>> START RECORDED DATA

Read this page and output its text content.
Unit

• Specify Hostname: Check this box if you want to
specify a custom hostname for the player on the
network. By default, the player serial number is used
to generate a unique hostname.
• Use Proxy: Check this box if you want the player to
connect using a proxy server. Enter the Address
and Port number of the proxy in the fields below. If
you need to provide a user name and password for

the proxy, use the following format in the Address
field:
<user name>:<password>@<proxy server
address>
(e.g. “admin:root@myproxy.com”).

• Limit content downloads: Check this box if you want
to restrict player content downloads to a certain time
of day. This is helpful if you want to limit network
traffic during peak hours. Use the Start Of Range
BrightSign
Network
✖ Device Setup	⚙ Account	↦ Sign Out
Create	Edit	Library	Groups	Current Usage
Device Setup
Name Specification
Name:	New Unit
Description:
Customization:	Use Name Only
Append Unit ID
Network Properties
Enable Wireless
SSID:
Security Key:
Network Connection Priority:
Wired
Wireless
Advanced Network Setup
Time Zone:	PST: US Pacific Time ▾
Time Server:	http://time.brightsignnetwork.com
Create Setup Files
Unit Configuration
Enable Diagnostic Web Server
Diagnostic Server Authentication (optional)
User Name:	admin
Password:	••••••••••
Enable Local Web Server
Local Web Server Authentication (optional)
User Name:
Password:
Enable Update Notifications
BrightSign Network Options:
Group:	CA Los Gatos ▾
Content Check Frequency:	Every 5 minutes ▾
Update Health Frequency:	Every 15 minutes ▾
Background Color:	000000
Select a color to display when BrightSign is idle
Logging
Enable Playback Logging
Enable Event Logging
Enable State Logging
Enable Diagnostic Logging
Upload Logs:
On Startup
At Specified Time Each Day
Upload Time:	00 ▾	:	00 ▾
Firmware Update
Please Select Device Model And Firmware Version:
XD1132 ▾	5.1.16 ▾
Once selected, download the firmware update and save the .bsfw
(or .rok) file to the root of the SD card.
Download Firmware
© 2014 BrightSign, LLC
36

>> END RECORDED DATA

• [WHAT THE EXERCISE ASKS]
Copy out all of the lines above exactly.

• [FULL SOLUTION]
Read this page and output its text content.
Unit

• Specify Hostname: Check this box if you want to
specify a custom hostname for the player on the
network. By default, the player serial number is used
to generate a unique hostname.
• Use Proxy: Check this box if you want the player to
connect using a proxy server. Enter the Address
and Port number of the proxy in the fields below. If
you need to provide a user name and password for

the proxy, use the following format in the Address
field:
<user name>:<password>@<proxy server
address>
(e.g. “admin:root@myproxy.com”).

• Limit content downloads: Check this box if you want
to restrict player content downloads to a certain time
of day. This is helpful if you want to limit network
traffic during peak hours. Use the Start Of Range
BrightSign
Network
✖ Device Setup	⚙ Account	↦ Sign Out
Create	Edit	Library	Groups	Current Usage
Device Setup
Name Specification
Name:	New Unit
Description:
Customization:	Use Name Only
Append Unit ID
Network Properties
Enable Wireless
SSID:
Security Key:
Network Connection Priority:
Wired
Wireless
Advanced Network Setup
Time Zone:	PST: US Pacific Time ▾
Time Server:	http://time.brightsignnetwork.com
Create Setup Files
Unit Configuration
Enable Diagnostic Web Server
Diagnostic Server Authentication (optional)
User Name:	admin
Password:	••••••••••
Enable Local Web Server
Local Web Server Authentication (optional)
User Name:
Password:
Enable Update Notifications
BrightSign Network Options:
Group:	CA Los Gatos ▾
Content Check Frequency:	Every 5 minutes ▾
Update Health Frequency:	Every 15 minutes ▾
Background Color:	000000
Select a color to display when BrightSign is idle
Logging
Enable Playback Logging
Enable Event Logging
Enable State Logging
Enable Diagnostic Logging
Upload Logs:
On Startup
At Specified Time Each Day
Upload Time:	00 ▾	:	00 ▾
Firmware Update
Please Select Device Model And Firmware Version:
XD1132 ▾	5.1.16 ▾
Once selected, download the firmware update and save the .bsfw
(or .rok) file to the root of the SD card.
Download Firmware
© 2014 BrightSign, LLC
36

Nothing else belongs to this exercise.